## Task requirements
Here are some records; copy every line that holds the word "prototype".

——

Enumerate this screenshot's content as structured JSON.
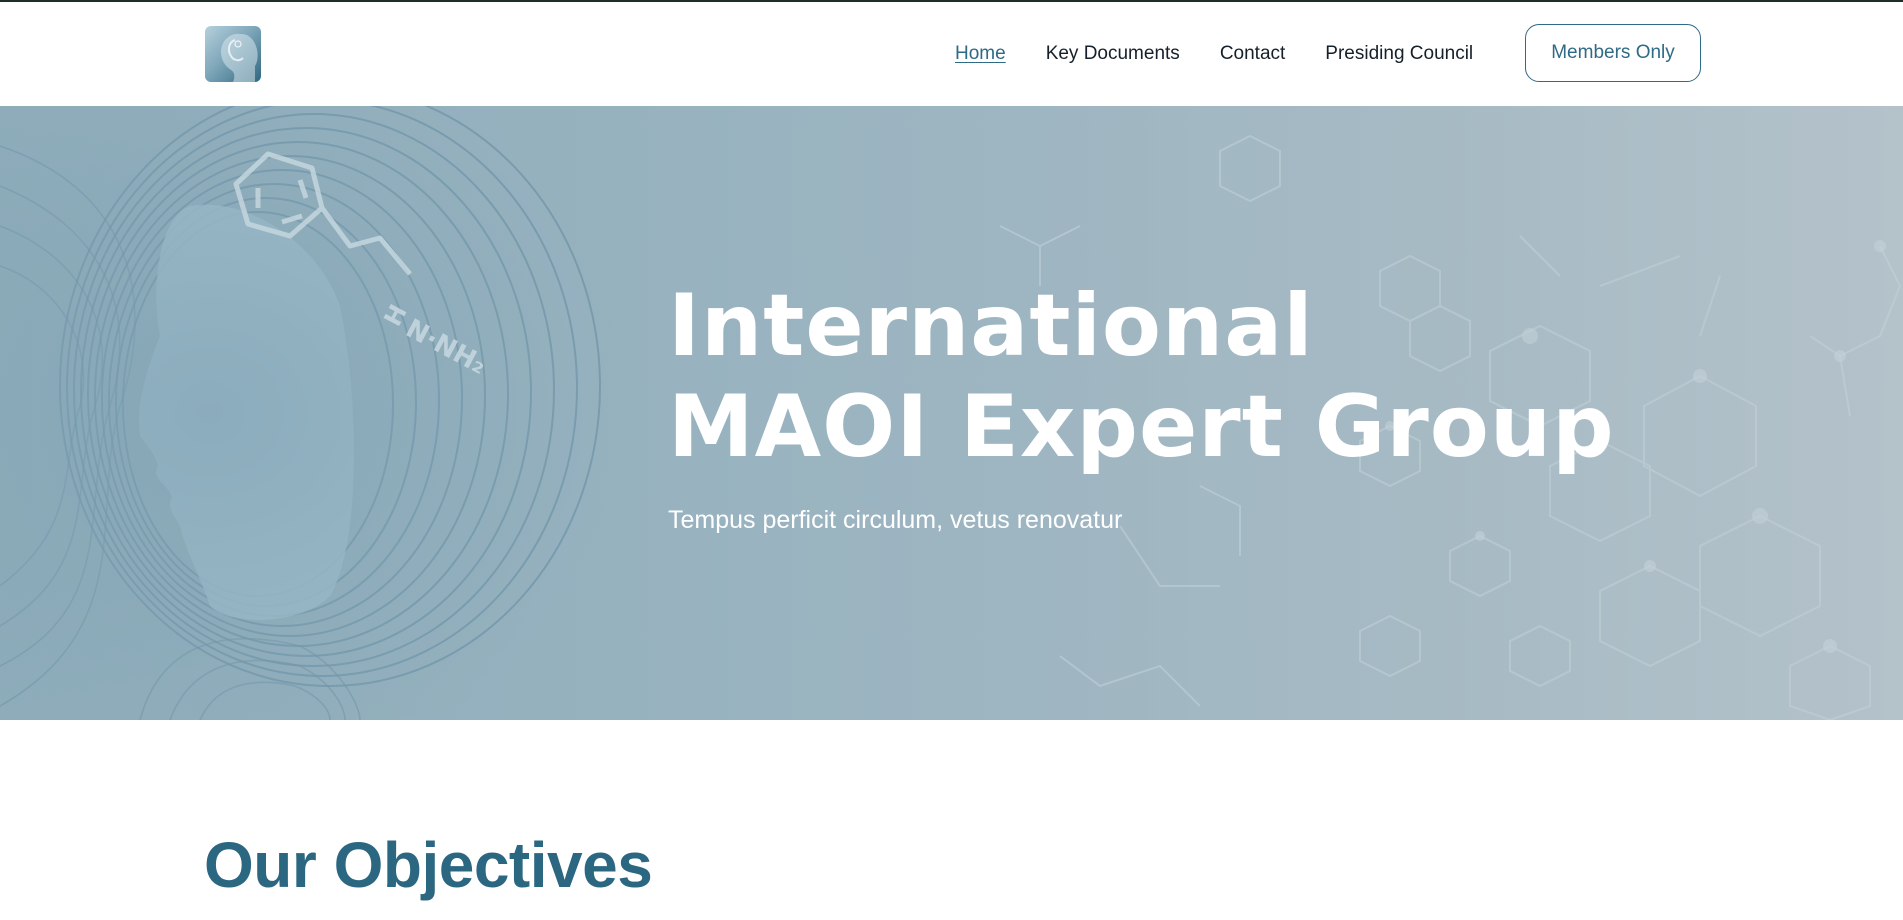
{
  "nav": {
    "items": [
      {
        "label": "Home",
        "active": true
      },
      {
        "label": "Key Documents",
        "active": false
      },
      {
        "label": "Contact",
        "active": false
      },
      {
        "label": "Presiding Council",
        "active": false
      }
    ],
    "cta_label": "Members Only"
  },
  "hero": {
    "title_line1": "International",
    "title_line2": "MAOI Expert Group",
    "subtitle": "Tempus perficit circulum, vetus renovatur",
    "molecule_label": "N·NH₂",
    "molecule_h": "H"
  },
  "objectives": {
    "heading": "Our Objectives"
  },
  "colors": {
    "accent": "#2f6a86",
    "heading": "#2c6782",
    "hero_bg": "#99b3c0"
  },
  "icons": {
    "logo": "head-profile-logo-icon"
  }
}
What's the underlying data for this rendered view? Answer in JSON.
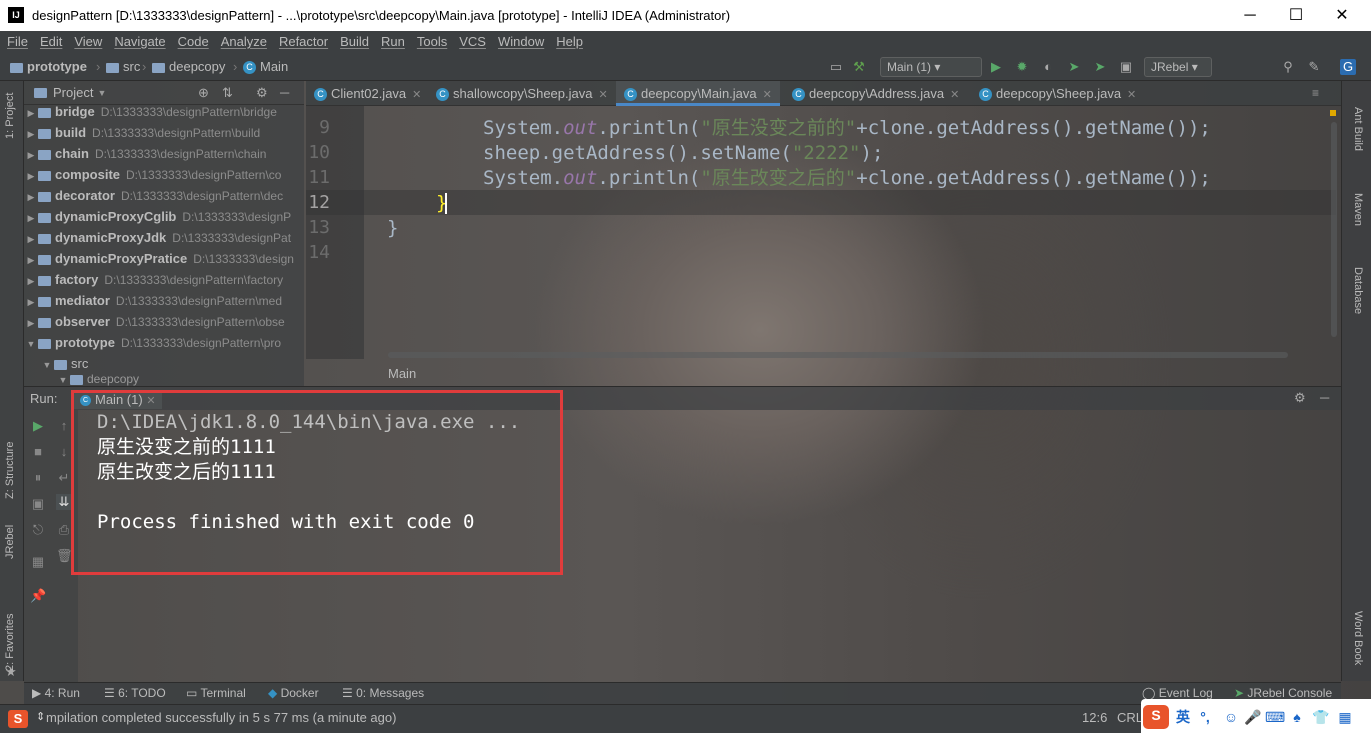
{
  "window": {
    "title": "designPattern [D:\\1333333\\designPattern] - ...\\prototype\\src\\deepcopy\\Main.java [prototype] - IntelliJ IDEA (Administrator)",
    "app_icon": "IJ",
    "minimize": "─",
    "maximize": "☐",
    "close": "✕"
  },
  "menu": [
    "File",
    "Edit",
    "View",
    "Navigate",
    "Code",
    "Analyze",
    "Refactor",
    "Build",
    "Run",
    "Tools",
    "VCS",
    "Window",
    "Help"
  ],
  "nav": {
    "crumbs": [
      "prototype",
      "src",
      "deepcopy",
      "Main"
    ],
    "run_config": "Main (1)",
    "jrebel": "JRebel"
  },
  "left_strip": {
    "project": "1: Project",
    "structure": "Z: Structure",
    "jrebel": "JRebel",
    "favorites": "2: Favorites"
  },
  "right_strip": {
    "ant": "Ant Build",
    "maven": "Maven",
    "database": "Database",
    "wordbook": "Word Book"
  },
  "project_panel": {
    "title": "Project",
    "items": [
      {
        "name": "bridge",
        "path": "D:\\1333333\\designPattern\\bridge"
      },
      {
        "name": "build",
        "path": "D:\\1333333\\designPattern\\build"
      },
      {
        "name": "chain",
        "path": "D:\\1333333\\designPattern\\chain"
      },
      {
        "name": "composite",
        "path": "D:\\1333333\\designPattern\\co"
      },
      {
        "name": "decorator",
        "path": "D:\\1333333\\designPattern\\dec"
      },
      {
        "name": "dynamicProxyCglib",
        "path": "D:\\1333333\\designP"
      },
      {
        "name": "dynamicProxyJdk",
        "path": "D:\\1333333\\designPat"
      },
      {
        "name": "dynamicProxyPratice",
        "path": "D:\\1333333\\design"
      },
      {
        "name": "factory",
        "path": "D:\\1333333\\designPattern\\factory"
      },
      {
        "name": "mediator",
        "path": "D:\\1333333\\designPattern\\med"
      },
      {
        "name": "observer",
        "path": "D:\\1333333\\designPattern\\obse"
      },
      {
        "name": "prototype",
        "path": "D:\\1333333\\designPattern\\pro"
      }
    ],
    "src": "src",
    "deepcopy": "deepcopy"
  },
  "editor": {
    "tabs": [
      "Client02.java",
      "shallowcopy\\Sheep.java",
      "deepcopy\\Main.java",
      "deepcopy\\Address.java",
      "deepcopy\\Sheep.java"
    ],
    "active_tab": 2,
    "line_numbers": [
      "9",
      "10",
      "11",
      "12",
      "13",
      "14"
    ],
    "line1": {
      "a": "System.",
      "b": "out",
      "c": ".println(",
      "d": "\"原生没变之前的\"",
      "e": "+clone.getAddress().getName());"
    },
    "line2": {
      "a": "sheep.getAddress().setName(",
      "d": "\"2222\"",
      "e": ");"
    },
    "line3": {
      "a": "System.",
      "b": "out",
      "c": ".println(",
      "d": "\"原生改变之后的\"",
      "e": "+clone.getAddress().getName());"
    },
    "line4": "}",
    "line5": "}",
    "breadcrumb": "Main"
  },
  "run": {
    "label": "Run:",
    "tab": "Main (1)",
    "output": [
      "D:\\IDEA\\jdk1.8.0_144\\bin\\java.exe ...",
      "原生没变之前的1111",
      "原生改变之后的1111",
      "",
      "Process finished with exit code 0"
    ]
  },
  "bottom_tabs": [
    "4: Run",
    "6: TODO",
    "Terminal",
    "Docker",
    "0: Messages",
    "Event Log",
    "JRebel Console"
  ],
  "status": {
    "message": "mpilation completed successfully in 5 s 77 ms (a minute ago)",
    "position": "12:6",
    "line_sep": "CRLF",
    "ime_lang": "英"
  },
  "colors": {
    "keyword": "#9876aa",
    "string": "#6a8759",
    "code": "#a9b7c6",
    "highlight_box": "#e03c3c",
    "active_tab": "#4a88c7"
  }
}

——

## Output for this task
    "title": "designPattern [D:\\1333333\\designPattern] - ...\\prototype\\src\\deepcopy\\Main.java [prototype] - IntelliJ IDEA (Administrator)",
      "prototype",
        "name": "prototype",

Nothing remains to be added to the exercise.